■ **Direction**
Repeat the listing that follows, character for character, minus the pictures.

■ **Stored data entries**
**********
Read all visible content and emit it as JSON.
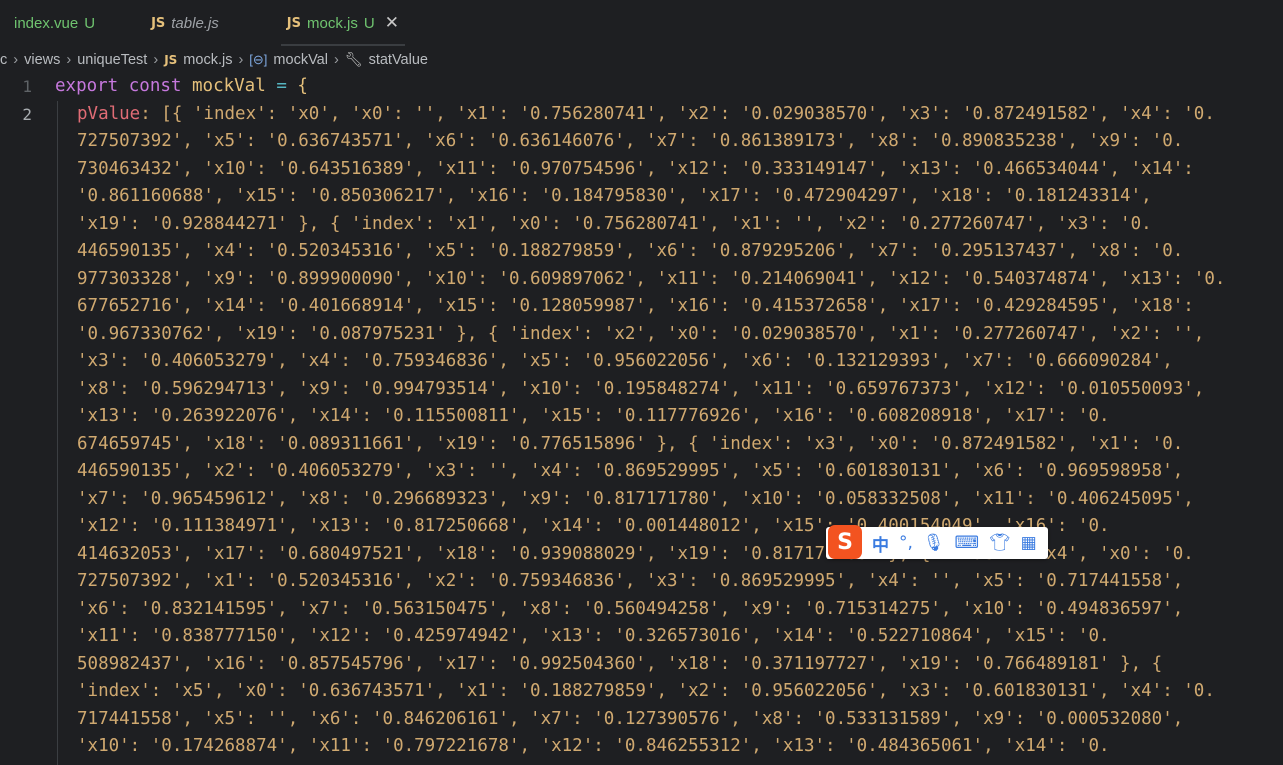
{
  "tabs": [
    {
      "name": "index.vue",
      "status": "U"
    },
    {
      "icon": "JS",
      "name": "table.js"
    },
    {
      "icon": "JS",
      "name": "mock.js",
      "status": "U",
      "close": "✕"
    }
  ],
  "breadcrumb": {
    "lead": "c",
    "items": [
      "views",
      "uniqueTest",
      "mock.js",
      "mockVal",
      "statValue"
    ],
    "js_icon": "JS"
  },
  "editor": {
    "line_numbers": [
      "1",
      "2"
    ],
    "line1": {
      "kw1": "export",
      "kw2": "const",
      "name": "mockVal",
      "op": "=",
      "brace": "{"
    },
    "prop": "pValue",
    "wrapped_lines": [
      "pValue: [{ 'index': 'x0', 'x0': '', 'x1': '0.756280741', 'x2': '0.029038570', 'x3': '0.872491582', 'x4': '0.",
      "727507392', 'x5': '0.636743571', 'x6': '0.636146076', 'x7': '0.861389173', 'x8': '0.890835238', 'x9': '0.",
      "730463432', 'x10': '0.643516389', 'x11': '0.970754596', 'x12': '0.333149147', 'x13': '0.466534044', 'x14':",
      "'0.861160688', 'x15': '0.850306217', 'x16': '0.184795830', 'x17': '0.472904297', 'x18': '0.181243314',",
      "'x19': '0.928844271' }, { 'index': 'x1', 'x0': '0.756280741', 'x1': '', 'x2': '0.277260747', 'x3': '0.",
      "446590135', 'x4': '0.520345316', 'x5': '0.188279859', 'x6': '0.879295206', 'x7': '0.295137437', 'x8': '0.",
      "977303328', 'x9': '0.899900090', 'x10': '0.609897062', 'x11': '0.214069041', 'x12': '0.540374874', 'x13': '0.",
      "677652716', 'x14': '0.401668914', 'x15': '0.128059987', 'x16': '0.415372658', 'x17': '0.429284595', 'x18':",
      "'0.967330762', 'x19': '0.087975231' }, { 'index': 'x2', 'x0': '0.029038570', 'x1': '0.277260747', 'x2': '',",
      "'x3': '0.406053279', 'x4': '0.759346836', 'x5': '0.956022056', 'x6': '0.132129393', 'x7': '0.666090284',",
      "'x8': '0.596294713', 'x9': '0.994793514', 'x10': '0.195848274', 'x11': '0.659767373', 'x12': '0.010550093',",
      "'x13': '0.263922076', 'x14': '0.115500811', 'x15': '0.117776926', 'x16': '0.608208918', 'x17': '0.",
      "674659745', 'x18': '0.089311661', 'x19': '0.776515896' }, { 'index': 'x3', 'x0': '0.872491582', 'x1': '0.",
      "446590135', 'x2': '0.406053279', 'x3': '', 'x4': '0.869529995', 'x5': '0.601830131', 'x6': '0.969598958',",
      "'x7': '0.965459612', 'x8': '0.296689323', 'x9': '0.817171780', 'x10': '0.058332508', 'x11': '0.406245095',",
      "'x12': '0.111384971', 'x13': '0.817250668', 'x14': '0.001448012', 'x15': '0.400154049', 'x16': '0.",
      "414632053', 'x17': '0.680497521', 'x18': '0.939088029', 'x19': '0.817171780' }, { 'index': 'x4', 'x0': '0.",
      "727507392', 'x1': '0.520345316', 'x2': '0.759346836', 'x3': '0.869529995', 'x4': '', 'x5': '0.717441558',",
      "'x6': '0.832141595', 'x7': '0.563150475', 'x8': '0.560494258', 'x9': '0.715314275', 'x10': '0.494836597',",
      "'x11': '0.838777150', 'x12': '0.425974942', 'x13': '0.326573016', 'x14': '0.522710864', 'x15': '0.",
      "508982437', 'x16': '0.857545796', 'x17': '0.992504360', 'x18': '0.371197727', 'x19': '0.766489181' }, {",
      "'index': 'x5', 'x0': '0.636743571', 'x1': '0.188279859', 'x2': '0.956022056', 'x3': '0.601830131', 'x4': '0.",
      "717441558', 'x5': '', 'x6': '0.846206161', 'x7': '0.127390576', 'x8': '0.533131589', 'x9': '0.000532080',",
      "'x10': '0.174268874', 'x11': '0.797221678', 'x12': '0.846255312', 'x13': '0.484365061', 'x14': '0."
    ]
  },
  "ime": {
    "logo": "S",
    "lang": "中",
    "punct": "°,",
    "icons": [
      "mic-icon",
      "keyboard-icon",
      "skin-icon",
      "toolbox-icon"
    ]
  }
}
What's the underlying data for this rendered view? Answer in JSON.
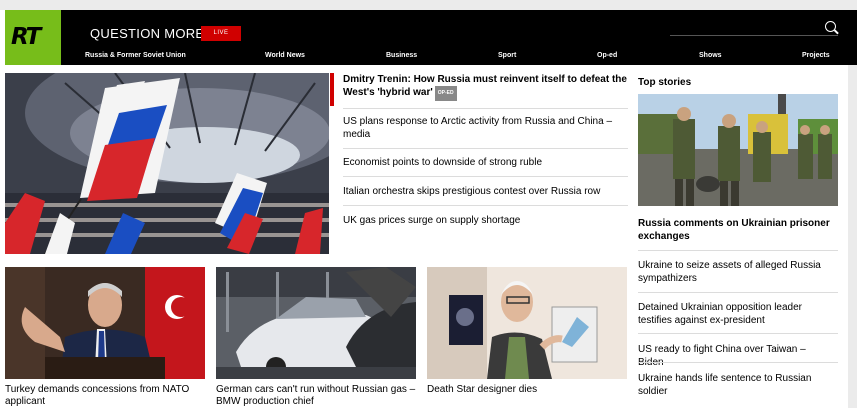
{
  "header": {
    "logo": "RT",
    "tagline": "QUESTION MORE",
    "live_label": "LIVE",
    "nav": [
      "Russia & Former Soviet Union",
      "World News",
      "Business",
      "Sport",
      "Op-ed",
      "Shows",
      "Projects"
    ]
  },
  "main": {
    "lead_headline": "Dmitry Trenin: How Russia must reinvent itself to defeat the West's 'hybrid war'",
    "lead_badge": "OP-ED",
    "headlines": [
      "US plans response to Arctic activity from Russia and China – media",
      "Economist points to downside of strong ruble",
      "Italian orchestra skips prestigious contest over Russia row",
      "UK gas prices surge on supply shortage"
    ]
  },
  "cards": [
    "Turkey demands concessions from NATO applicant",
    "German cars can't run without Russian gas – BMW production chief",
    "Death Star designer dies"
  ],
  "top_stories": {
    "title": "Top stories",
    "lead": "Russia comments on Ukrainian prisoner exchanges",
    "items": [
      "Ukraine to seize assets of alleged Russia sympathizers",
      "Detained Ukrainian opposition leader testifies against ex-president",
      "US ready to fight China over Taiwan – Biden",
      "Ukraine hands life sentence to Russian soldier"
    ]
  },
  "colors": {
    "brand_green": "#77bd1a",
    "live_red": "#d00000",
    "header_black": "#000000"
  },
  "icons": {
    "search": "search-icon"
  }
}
**********
■ **The completed task**
Read all visible content and emit it as JSON.
{
  "tabs": [
    {
      "name": "index.vue",
      "status": "U"
    },
    {
      "icon": "JS",
      "name": "table.js"
    },
    {
      "icon": "JS",
      "name": "mock.js",
      "status": "U",
      "close": "✕"
    }
  ],
  "breadcrumb": {
    "lead": "c",
    "items": [
      "views",
      "uniqueTest",
      "mock.js",
      "mockVal",
      "statValue"
    ],
    "js_icon": "JS"
  },
  "editor": {
    "line_numbers": [
      "1",
      "2"
    ],
    "line1": {
      "kw1": "export",
      "kw2": "const",
      "name": "mockVal",
      "op": "=",
      "brace": "{"
    },
    "prop": "pValue",
    "wrapped_lines": [
      "pValue: [{ 'index': 'x0', 'x0': '', 'x1': '0.756280741', 'x2': '0.029038570', 'x3': '0.872491582', 'x4': '0.",
      "727507392', 'x5': '0.636743571', 'x6': '0.636146076', 'x7': '0.861389173', 'x8': '0.890835238', 'x9': '0.",
      "730463432', 'x10': '0.643516389', 'x11': '0.970754596', 'x12': '0.333149147', 'x13': '0.466534044', 'x14':",
      "'0.861160688', 'x15': '0.850306217', 'x16': '0.184795830', 'x17': '0.472904297', 'x18': '0.181243314',",
      "'x19': '0.928844271' }, { 'index': 'x1', 'x0': '0.756280741', 'x1': '', 'x2': '0.277260747', 'x3': '0.",
      "446590135', 'x4': '0.520345316', 'x5': '0.188279859', 'x6': '0.879295206', 'x7': '0.295137437', 'x8': '0.",
      "977303328', 'x9': '0.899900090', 'x10': '0.609897062', 'x11': '0.214069041', 'x12': '0.540374874', 'x13': '0.",
      "677652716', 'x14': '0.401668914', 'x15': '0.128059987', 'x16': '0.415372658', 'x17': '0.429284595', 'x18':",
      "'0.967330762', 'x19': '0.087975231' }, { 'index': 'x2', 'x0': '0.029038570', 'x1': '0.277260747', 'x2': '',",
      "'x3': '0.406053279', 'x4': '0.759346836', 'x5': '0.956022056', 'x6': '0.132129393', 'x7': '0.666090284',",
      "'x8': '0.596294713', 'x9': '0.994793514', 'x10': '0.195848274', 'x11': '0.659767373', 'x12': '0.010550093',",
      "'x13': '0.263922076', 'x14': '0.115500811', 'x15': '0.117776926', 'x16': '0.608208918', 'x17': '0.",
      "674659745', 'x18': '0.089311661', 'x19': '0.776515896' }, { 'index': 'x3', 'x0': '0.872491582', 'x1': '0.",
      "446590135', 'x2': '0.406053279', 'x3': '', 'x4': '0.869529995', 'x5': '0.601830131', 'x6': '0.969598958',",
      "'x7': '0.965459612', 'x8': '0.296689323', 'x9': '0.817171780', 'x10': '0.058332508', 'x11': '0.406245095',",
      "'x12': '0.111384971', 'x13': '0.817250668', 'x14': '0.001448012', 'x15': '0.400154049', 'x16': '0.",
      "414632053', 'x17': '0.680497521', 'x18': '0.939088029', 'x19': '0.817171780' }, { 'index': 'x4', 'x0': '0.",
      "727507392', 'x1': '0.520345316', 'x2': '0.759346836', 'x3': '0.869529995', 'x4': '', 'x5': '0.717441558',",
      "'x6': '0.832141595', 'x7': '0.563150475', 'x8': '0.560494258', 'x9': '0.715314275', 'x10': '0.494836597',",
      "'x11': '0.838777150', 'x12': '0.425974942', 'x13': '0.326573016', 'x14': '0.522710864', 'x15': '0.",
      "508982437', 'x16': '0.857545796', 'x17': '0.992504360', 'x18': '0.371197727', 'x19': '0.766489181' }, {",
      "'index': 'x5', 'x0': '0.636743571', 'x1': '0.188279859', 'x2': '0.956022056', 'x3': '0.601830131', 'x4': '0.",
      "717441558', 'x5': '', 'x6': '0.846206161', 'x7': '0.127390576', 'x8': '0.533131589', 'x9': '0.000532080',",
      "'x10': '0.174268874', 'x11': '0.797221678', 'x12': '0.846255312', 'x13': '0.484365061', 'x14': '0."
    ]
  },
  "ime": {
    "logo": "S",
    "lang": "中",
    "punct": "°,",
    "icons": [
      "mic-icon",
      "keyboard-icon",
      "skin-icon",
      "toolbox-icon"
    ]
  }
}
What's the underlying data for this rendered view? Answer in JSON.
{
  "header": {
    "logo": "RT",
    "tagline": "QUESTION MORE",
    "live_label": "LIVE",
    "nav": [
      "Russia & Former Soviet Union",
      "World News",
      "Business",
      "Sport",
      "Op-ed",
      "Shows",
      "Projects"
    ]
  },
  "main": {
    "lead_headline": "Dmitry Trenin: How Russia must reinvent itself to defeat the West's 'hybrid war'",
    "lead_badge": "OP-ED",
    "headlines": [
      "US plans response to Arctic activity from Russia and China – media",
      "Economist points to downside of strong ruble",
      "Italian orchestra skips prestigious contest over Russia row",
      "UK gas prices surge on supply shortage"
    ]
  },
  "cards": [
    "Turkey demands concessions from NATO applicant",
    "German cars can't run without Russian gas – BMW production chief",
    "Death Star designer dies"
  ],
  "top_stories": {
    "title": "Top stories",
    "lead": "Russia comments on Ukrainian prisoner exchanges",
    "items": [
      "Ukraine to seize assets of alleged Russia sympathizers",
      "Detained Ukrainian opposition leader testifies against ex-president",
      "US ready to fight China over Taiwan – Biden",
      "Ukraine hands life sentence to Russian soldier"
    ]
  },
  "colors": {
    "brand_green": "#77bd1a",
    "live_red": "#d00000",
    "header_black": "#000000"
  },
  "icons": {
    "search": "search-icon"
  }
}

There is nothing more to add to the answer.